LISTED RECORDS:
□ □ □

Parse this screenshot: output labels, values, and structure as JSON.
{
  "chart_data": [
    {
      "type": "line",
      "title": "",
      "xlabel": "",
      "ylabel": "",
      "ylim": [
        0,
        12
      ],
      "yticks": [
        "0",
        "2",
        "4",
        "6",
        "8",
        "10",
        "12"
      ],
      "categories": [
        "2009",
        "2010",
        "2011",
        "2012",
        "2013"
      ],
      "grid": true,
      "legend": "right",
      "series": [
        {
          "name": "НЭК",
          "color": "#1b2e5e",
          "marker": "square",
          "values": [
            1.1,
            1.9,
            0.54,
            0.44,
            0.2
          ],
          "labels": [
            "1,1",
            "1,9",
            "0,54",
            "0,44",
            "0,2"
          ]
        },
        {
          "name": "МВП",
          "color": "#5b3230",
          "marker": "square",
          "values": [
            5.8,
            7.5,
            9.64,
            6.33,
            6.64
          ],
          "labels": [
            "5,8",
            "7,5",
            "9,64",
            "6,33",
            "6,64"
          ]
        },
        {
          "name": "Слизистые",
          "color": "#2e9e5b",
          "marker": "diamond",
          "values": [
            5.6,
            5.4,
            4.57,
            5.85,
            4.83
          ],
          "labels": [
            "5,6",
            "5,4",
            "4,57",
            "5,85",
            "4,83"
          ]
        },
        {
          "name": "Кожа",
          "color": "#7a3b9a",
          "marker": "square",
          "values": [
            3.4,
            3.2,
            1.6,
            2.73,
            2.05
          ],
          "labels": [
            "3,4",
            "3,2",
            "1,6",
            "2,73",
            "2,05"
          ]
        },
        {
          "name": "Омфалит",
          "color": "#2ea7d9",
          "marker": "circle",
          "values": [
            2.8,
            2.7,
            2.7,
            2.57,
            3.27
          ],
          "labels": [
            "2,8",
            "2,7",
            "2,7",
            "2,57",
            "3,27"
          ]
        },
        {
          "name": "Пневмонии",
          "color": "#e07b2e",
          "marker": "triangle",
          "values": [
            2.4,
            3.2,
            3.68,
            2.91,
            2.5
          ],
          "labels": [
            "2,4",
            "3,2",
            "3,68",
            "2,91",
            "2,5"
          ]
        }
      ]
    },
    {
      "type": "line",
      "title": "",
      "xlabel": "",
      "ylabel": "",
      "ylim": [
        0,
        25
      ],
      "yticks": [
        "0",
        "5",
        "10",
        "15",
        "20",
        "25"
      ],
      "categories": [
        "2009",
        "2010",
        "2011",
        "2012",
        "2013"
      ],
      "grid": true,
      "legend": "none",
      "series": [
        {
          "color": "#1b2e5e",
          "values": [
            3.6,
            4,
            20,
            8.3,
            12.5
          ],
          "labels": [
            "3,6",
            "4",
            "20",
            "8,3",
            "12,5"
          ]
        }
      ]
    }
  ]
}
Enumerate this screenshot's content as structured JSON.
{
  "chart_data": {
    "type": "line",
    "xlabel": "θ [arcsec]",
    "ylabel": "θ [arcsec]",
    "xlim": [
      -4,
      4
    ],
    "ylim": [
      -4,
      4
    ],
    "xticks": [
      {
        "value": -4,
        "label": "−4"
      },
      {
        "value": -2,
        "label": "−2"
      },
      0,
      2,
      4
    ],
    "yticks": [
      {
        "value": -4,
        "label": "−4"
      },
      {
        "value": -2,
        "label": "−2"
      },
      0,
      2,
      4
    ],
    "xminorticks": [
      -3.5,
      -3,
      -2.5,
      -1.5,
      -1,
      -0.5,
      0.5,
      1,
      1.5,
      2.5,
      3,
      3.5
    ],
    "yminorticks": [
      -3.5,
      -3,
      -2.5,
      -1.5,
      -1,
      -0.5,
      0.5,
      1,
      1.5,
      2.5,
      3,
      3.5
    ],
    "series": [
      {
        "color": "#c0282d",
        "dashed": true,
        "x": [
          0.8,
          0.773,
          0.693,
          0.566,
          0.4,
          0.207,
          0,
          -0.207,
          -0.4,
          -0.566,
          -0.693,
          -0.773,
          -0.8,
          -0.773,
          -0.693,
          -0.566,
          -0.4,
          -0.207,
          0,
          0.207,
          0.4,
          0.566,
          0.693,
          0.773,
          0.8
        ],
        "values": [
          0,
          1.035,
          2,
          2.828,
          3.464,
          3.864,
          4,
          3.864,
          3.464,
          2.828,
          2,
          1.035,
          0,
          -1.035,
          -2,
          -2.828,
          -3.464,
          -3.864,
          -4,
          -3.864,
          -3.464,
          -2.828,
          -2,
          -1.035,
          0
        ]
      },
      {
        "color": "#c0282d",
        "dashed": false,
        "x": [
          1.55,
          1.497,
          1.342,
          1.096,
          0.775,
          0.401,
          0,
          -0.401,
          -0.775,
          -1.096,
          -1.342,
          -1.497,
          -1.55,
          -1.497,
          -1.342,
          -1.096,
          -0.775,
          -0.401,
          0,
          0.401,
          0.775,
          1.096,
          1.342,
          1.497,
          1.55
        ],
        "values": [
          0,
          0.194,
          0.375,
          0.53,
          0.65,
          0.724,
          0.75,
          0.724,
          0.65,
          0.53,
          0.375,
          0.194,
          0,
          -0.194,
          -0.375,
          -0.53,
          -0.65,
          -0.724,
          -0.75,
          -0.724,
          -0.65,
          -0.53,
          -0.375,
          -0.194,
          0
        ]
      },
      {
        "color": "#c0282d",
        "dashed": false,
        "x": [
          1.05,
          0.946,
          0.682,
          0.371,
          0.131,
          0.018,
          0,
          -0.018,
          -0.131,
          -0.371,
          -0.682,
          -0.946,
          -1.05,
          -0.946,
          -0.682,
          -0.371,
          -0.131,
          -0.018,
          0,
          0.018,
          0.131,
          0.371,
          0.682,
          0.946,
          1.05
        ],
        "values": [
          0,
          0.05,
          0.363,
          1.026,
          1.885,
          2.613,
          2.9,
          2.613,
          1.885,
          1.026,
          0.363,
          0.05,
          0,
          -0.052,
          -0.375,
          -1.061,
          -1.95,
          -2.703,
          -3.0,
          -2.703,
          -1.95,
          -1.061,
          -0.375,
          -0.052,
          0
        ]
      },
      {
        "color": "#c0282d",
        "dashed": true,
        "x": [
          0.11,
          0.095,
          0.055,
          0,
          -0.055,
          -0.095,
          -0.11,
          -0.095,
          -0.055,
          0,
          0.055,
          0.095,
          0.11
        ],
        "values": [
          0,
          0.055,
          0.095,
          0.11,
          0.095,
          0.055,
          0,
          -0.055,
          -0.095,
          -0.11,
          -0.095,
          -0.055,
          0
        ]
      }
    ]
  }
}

□ □ □

STATED EXERCISE:
Your task is to repeat the data exactly; please include every line.

ANSWER FOR THE TASK:
Parse this screenshot: output labels, values, and structure as JSON.
{
  "chart_data": [
    {
      "type": "line",
      "title": "",
      "xlabel": "",
      "ylabel": "",
      "ylim": [
        0,
        12
      ],
      "yticks": [
        "0",
        "2",
        "4",
        "6",
        "8",
        "10",
        "12"
      ],
      "categories": [
        "2009",
        "2010",
        "2011",
        "2012",
        "2013"
      ],
      "grid": true,
      "legend": "right",
      "series": [
        {
          "name": "НЭК",
          "color": "#1b2e5e",
          "marker": "square",
          "values": [
            1.1,
            1.9,
            0.54,
            0.44,
            0.2
          ],
          "labels": [
            "1,1",
            "1,9",
            "0,54",
            "0,44",
            "0,2"
          ]
        },
        {
          "name": "МВП",
          "color": "#5b3230",
          "marker": "square",
          "values": [
            5.8,
            7.5,
            9.64,
            6.33,
            6.64
          ],
          "labels": [
            "5,8",
            "7,5",
            "9,64",
            "6,33",
            "6,64"
          ]
        },
        {
          "name": "Слизистые",
          "color": "#2e9e5b",
          "marker": "diamond",
          "values": [
            5.6,
            5.4,
            4.57,
            5.85,
            4.83
          ],
          "labels": [
            "5,6",
            "5,4",
            "4,57",
            "5,85",
            "4,83"
          ]
        },
        {
          "name": "Кожа",
          "color": "#7a3b9a",
          "marker": "square",
          "values": [
            3.4,
            3.2,
            1.6,
            2.73,
            2.05
          ],
          "labels": [
            "3,4",
            "3,2",
            "1,6",
            "2,73",
            "2,05"
          ]
        },
        {
          "name": "Омфалит",
          "color": "#2ea7d9",
          "marker": "circle",
          "values": [
            2.8,
            2.7,
            2.7,
            2.57,
            3.27
          ],
          "labels": [
            "2,8",
            "2,7",
            "2,7",
            "2,57",
            "3,27"
          ]
        },
        {
          "name": "Пневмонии",
          "color": "#e07b2e",
          "marker": "triangle",
          "values": [
            2.4,
            3.2,
            3.68,
            2.91,
            2.5
          ],
          "labels": [
            "2,4",
            "3,2",
            "3,68",
            "2,91",
            "2,5"
          ]
        }
      ]
    },
    {
      "type": "line",
      "title": "",
      "xlabel": "",
      "ylabel": "",
      "ylim": [
        0,
        25
      ],
      "yticks": [
        "0",
        "5",
        "10",
        "15",
        "20",
        "25"
      ],
      "categories": [
        "2009",
        "2010",
        "2011",
        "2012",
        "2013"
      ],
      "grid": true,
      "legend": "none",
      "series": [
        {
          "color": "#1b2e5e",
          "values": [
            3.6,
            4,
            20,
            8.3,
            12.5
          ],
          "labels": [
            "3,6",
            "4",
            "20",
            "8,3",
            "12,5"
          ]
        }
      ]
    }
  ]
}
Enumerate this screenshot's content as structured JSON.
{
  "chart_data": {
    "type": "line",
    "xlabel": "θ [arcsec]",
    "ylabel": "θ [arcsec]",
    "xlim": [
      -4,
      4
    ],
    "ylim": [
      -4,
      4
    ],
    "xticks": [
      {
        "value": -4,
        "label": "−4"
      },
      {
        "value": -2,
        "label": "−2"
      },
      0,
      2,
      4
    ],
    "yticks": [
      {
        "value": -4,
        "label": "−4"
      },
      {
        "value": -2,
        "label": "−2"
      },
      0,
      2,
      4
    ],
    "xminorticks": [
      -3.5,
      -3,
      -2.5,
      -1.5,
      -1,
      -0.5,
      0.5,
      1,
      1.5,
      2.5,
      3,
      3.5
    ],
    "yminorticks": [
      -3.5,
      -3,
      -2.5,
      -1.5,
      -1,
      -0.5,
      0.5,
      1,
      1.5,
      2.5,
      3,
      3.5
    ],
    "series": [
      {
        "color": "#c0282d",
        "dashed": true,
        "x": [
          0.8,
          0.773,
          0.693,
          0.566,
          0.4,
          0.207,
          0,
          -0.207,
          -0.4,
          -0.566,
          -0.693,
          -0.773,
          -0.8,
          -0.773,
          -0.693,
          -0.566,
          -0.4,
          -0.207,
          0,
          0.207,
          0.4,
          0.566,
          0.693,
          0.773,
          0.8
        ],
        "values": [
          0,
          1.035,
          2,
          2.828,
          3.464,
          3.864,
          4,
          3.864,
          3.464,
          2.828,
          2,
          1.035,
          0,
          -1.035,
          -2,
          -2.828,
          -3.464,
          -3.864,
          -4,
          -3.864,
          -3.464,
          -2.828,
          -2,
          -1.035,
          0
        ]
      },
      {
        "color": "#c0282d",
        "dashed": false,
        "x": [
          1.55,
          1.497,
          1.342,
          1.096,
          0.775,
          0.401,
          0,
          -0.401,
          -0.775,
          -1.096,
          -1.342,
          -1.497,
          -1.55,
          -1.497,
          -1.342,
          -1.096,
          -0.775,
          -0.401,
          0,
          0.401,
          0.775,
          1.096,
          1.342,
          1.497,
          1.55
        ],
        "values": [
          0,
          0.194,
          0.375,
          0.53,
          0.65,
          0.724,
          0.75,
          0.724,
          0.65,
          0.53,
          0.375,
          0.194,
          0,
          -0.194,
          -0.375,
          -0.53,
          -0.65,
          -0.724,
          -0.75,
          -0.724,
          -0.65,
          -0.53,
          -0.375,
          -0.194,
          0
        ]
      },
      {
        "color": "#c0282d",
        "dashed": false,
        "x": [
          1.05,
          0.946,
          0.682,
          0.371,
          0.131,
          0.018,
          0,
          -0.018,
          -0.131,
          -0.371,
          -0.682,
          -0.946,
          -1.05,
          -0.946,
          -0.682,
          -0.371,
          -0.131,
          -0.018,
          0,
          0.018,
          0.131,
          0.371,
          0.682,
          0.946,
          1.05
        ],
        "values": [
          0,
          0.05,
          0.363,
          1.026,
          1.885,
          2.613,
          2.9,
          2.613,
          1.885,
          1.026,
          0.363,
          0.05,
          0,
          -0.052,
          -0.375,
          -1.061,
          -1.95,
          -2.703,
          -3.0,
          -2.703,
          -1.95,
          -1.061,
          -0.375,
          -0.052,
          0
        ]
      },
      {
        "color": "#c0282d",
        "dashed": true,
        "x": [
          0.11,
          0.095,
          0.055,
          0,
          -0.055,
          -0.095,
          -0.11,
          -0.095,
          -0.055,
          0,
          0.055,
          0.095,
          0.11
        ],
        "values": [
          0,
          0.055,
          0.095,
          0.11,
          0.095,
          0.055,
          0,
          -0.055,
          -0.095,
          -0.11,
          -0.095,
          -0.055,
          0
        ]
      }
    ]
  }
}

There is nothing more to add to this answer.